___ DATA FOR THE TASK
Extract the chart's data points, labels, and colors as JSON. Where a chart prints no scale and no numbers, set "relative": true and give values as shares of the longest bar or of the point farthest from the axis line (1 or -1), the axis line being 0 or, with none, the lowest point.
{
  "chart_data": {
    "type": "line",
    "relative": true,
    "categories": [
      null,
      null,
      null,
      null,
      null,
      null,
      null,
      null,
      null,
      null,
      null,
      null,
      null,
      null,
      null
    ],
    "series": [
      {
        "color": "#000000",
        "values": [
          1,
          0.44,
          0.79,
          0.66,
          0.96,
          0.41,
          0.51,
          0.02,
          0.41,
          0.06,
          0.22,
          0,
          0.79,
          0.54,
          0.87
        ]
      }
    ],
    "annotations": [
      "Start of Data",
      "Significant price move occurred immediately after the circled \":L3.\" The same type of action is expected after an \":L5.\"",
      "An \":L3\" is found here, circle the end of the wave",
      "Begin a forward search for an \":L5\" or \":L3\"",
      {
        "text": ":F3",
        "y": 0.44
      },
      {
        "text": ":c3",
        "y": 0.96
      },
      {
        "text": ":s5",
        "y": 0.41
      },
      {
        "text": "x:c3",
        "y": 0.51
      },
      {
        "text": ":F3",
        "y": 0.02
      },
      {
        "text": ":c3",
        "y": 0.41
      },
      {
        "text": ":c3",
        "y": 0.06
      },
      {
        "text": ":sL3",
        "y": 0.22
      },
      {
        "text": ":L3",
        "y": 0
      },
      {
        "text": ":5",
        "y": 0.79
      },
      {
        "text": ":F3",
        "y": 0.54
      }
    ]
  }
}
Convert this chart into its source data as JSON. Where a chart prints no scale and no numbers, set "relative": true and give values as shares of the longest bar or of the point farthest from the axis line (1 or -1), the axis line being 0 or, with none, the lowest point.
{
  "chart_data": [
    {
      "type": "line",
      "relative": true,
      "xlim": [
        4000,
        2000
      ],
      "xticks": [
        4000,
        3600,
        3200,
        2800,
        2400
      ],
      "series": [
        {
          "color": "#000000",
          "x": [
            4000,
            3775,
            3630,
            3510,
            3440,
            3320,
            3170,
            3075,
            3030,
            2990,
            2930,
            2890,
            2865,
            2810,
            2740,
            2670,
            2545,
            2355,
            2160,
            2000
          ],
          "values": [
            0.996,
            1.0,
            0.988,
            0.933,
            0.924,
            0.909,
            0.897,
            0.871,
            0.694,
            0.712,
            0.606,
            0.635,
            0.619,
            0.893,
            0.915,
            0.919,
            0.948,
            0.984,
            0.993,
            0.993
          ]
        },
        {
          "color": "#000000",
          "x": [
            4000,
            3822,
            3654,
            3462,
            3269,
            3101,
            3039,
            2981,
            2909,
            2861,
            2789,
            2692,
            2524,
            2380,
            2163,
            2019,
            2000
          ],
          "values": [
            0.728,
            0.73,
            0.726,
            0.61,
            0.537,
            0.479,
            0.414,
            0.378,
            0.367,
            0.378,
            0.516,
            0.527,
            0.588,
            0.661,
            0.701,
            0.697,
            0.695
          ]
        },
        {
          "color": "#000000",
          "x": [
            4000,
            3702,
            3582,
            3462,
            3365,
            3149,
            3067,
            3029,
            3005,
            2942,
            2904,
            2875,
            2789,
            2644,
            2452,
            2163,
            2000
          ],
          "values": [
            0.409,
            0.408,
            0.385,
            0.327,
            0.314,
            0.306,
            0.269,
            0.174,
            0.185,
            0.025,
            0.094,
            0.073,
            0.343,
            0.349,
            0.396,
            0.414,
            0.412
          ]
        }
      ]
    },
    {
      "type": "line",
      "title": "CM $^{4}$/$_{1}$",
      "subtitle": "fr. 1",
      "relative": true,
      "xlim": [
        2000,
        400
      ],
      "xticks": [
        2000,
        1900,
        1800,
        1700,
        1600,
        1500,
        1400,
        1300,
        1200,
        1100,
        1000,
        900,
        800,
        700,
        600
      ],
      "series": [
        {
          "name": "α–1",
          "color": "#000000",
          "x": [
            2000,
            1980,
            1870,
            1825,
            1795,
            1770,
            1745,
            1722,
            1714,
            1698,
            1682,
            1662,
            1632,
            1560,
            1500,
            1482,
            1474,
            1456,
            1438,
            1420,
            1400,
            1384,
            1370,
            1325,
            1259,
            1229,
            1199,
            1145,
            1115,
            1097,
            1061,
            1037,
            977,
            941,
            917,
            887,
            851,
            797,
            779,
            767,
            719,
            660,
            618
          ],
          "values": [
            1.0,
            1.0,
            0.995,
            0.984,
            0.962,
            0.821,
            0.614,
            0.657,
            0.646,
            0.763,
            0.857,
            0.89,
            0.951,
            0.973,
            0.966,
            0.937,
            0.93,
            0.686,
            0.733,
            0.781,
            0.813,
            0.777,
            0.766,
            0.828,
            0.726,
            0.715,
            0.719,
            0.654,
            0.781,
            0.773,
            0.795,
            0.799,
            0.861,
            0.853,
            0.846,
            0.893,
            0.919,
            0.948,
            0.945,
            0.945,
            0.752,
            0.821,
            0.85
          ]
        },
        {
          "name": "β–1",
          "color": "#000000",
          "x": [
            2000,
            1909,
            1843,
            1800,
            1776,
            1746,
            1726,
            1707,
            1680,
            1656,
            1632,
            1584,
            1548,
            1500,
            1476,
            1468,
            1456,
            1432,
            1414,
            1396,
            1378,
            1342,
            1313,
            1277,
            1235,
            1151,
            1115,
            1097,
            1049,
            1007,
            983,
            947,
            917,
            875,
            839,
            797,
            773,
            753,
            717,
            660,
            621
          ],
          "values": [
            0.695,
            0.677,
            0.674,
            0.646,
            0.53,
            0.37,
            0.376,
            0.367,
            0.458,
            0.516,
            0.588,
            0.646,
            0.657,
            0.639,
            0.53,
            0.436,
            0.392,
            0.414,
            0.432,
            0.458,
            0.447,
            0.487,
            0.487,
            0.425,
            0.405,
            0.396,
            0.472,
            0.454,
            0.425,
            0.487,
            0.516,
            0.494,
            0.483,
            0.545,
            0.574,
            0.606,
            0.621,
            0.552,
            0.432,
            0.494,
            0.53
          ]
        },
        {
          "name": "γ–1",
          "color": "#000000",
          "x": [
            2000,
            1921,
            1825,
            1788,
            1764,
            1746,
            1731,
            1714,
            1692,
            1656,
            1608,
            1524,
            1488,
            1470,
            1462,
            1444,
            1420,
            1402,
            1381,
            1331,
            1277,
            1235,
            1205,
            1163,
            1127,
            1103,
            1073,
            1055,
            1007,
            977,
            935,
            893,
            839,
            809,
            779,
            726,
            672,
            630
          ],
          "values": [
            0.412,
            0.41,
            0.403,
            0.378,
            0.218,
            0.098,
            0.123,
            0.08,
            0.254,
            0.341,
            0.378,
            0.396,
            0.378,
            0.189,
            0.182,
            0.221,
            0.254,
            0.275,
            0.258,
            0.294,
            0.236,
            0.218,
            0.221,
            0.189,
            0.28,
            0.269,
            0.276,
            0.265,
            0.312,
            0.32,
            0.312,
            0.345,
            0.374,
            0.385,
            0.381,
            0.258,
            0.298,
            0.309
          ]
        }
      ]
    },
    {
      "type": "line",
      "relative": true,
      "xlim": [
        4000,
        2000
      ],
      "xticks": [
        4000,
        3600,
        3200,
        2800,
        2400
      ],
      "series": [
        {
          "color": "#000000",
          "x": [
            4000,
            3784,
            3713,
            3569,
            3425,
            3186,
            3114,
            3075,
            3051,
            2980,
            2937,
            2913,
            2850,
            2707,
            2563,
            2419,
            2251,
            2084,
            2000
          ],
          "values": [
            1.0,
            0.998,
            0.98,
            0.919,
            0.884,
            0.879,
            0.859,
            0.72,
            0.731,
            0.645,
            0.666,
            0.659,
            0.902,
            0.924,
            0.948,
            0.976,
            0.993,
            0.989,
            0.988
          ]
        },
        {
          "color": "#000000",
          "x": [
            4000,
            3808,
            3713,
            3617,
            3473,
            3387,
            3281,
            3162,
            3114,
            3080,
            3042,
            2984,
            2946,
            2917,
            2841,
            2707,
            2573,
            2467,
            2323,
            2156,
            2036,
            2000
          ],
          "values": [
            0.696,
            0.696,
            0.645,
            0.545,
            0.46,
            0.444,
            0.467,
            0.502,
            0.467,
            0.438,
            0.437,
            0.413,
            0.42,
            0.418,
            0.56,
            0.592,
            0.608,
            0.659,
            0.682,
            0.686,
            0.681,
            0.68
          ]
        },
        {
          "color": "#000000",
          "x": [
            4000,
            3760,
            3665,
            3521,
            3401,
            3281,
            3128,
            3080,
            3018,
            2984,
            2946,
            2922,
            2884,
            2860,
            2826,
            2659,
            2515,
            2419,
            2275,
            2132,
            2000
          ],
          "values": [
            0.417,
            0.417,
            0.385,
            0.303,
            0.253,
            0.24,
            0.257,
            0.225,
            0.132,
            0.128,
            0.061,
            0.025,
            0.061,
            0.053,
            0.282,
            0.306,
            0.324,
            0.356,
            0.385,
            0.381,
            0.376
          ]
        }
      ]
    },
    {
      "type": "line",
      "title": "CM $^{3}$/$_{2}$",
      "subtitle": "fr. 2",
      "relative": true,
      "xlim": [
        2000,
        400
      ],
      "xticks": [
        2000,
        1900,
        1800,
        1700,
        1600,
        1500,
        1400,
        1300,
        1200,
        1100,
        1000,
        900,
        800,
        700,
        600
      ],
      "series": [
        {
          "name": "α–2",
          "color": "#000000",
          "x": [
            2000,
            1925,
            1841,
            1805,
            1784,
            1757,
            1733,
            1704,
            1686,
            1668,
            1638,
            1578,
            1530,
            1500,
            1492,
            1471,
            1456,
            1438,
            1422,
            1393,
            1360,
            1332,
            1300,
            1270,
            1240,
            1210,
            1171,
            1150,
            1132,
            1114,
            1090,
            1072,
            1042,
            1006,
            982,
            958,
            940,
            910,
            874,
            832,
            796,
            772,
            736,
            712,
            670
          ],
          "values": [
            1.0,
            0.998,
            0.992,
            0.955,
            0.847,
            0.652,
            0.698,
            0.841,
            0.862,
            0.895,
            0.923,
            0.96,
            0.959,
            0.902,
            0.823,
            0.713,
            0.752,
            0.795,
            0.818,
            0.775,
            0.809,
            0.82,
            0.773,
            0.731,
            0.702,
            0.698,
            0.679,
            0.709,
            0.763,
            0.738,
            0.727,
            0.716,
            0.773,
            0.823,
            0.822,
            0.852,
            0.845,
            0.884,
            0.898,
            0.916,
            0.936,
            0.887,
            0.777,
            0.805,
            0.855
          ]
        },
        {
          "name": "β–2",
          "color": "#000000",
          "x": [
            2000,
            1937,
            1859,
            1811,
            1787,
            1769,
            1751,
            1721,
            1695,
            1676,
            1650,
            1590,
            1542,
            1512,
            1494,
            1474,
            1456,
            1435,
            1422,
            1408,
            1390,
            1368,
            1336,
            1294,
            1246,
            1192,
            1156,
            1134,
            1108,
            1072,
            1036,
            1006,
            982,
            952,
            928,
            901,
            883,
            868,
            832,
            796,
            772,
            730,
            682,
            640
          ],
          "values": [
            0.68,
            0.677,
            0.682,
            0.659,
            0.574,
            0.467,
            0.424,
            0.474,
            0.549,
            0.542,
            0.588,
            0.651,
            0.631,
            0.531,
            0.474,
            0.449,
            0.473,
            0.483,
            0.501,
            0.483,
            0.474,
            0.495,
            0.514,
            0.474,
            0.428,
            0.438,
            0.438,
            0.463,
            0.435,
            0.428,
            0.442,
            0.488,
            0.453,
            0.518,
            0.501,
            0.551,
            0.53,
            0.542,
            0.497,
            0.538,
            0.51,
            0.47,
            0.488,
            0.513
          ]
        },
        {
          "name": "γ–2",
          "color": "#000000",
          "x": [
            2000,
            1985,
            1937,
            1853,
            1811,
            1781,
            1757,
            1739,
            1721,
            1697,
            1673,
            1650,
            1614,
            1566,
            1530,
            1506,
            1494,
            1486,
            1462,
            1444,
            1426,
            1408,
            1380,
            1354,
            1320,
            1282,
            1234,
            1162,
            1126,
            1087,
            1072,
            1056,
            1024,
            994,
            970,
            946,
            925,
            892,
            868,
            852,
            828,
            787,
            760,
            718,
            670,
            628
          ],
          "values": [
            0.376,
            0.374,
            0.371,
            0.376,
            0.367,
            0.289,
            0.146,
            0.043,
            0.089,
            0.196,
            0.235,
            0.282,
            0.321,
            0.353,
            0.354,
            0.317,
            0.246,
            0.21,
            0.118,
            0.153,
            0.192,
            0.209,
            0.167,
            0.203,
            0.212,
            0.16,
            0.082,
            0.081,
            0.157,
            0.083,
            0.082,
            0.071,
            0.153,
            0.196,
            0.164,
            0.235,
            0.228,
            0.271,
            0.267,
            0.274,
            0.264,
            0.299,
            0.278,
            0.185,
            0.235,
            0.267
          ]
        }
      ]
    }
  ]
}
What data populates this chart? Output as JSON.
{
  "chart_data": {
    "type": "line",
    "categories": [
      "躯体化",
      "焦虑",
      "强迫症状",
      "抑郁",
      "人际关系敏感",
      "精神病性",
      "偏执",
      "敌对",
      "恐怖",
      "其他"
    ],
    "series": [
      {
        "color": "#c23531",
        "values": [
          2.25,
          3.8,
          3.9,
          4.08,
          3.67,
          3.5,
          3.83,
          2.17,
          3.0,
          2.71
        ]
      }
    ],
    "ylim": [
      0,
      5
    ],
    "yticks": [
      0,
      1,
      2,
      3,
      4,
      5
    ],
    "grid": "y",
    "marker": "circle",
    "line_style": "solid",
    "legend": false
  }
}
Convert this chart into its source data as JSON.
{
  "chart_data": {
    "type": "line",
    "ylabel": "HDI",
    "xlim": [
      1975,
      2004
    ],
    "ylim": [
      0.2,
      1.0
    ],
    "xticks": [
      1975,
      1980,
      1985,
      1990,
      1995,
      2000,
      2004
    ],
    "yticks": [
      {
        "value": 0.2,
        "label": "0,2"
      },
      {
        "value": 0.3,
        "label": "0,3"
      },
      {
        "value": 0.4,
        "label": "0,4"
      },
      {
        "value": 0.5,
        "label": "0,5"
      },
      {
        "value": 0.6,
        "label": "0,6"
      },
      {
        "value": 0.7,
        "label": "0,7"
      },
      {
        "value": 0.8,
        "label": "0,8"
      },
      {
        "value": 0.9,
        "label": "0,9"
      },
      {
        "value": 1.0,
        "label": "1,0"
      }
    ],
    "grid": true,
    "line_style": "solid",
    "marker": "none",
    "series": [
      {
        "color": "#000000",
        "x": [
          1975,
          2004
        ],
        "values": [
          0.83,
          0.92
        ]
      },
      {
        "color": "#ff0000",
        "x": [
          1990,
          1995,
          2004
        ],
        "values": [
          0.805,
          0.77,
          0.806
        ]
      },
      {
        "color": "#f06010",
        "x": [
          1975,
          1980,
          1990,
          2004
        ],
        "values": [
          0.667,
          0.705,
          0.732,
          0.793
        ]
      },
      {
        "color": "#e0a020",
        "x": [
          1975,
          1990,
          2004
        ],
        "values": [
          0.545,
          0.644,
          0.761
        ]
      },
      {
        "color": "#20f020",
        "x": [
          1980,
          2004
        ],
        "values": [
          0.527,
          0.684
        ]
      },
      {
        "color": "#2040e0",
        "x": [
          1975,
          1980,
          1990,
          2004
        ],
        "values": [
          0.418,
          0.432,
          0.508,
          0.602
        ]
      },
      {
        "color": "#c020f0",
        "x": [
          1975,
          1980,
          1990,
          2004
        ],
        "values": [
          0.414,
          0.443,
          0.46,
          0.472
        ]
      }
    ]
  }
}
______
TASK PROMPT: For the entries above, state how many lines contain the word "lowest". Provide the number by itself.

FULL RESPONSE: 2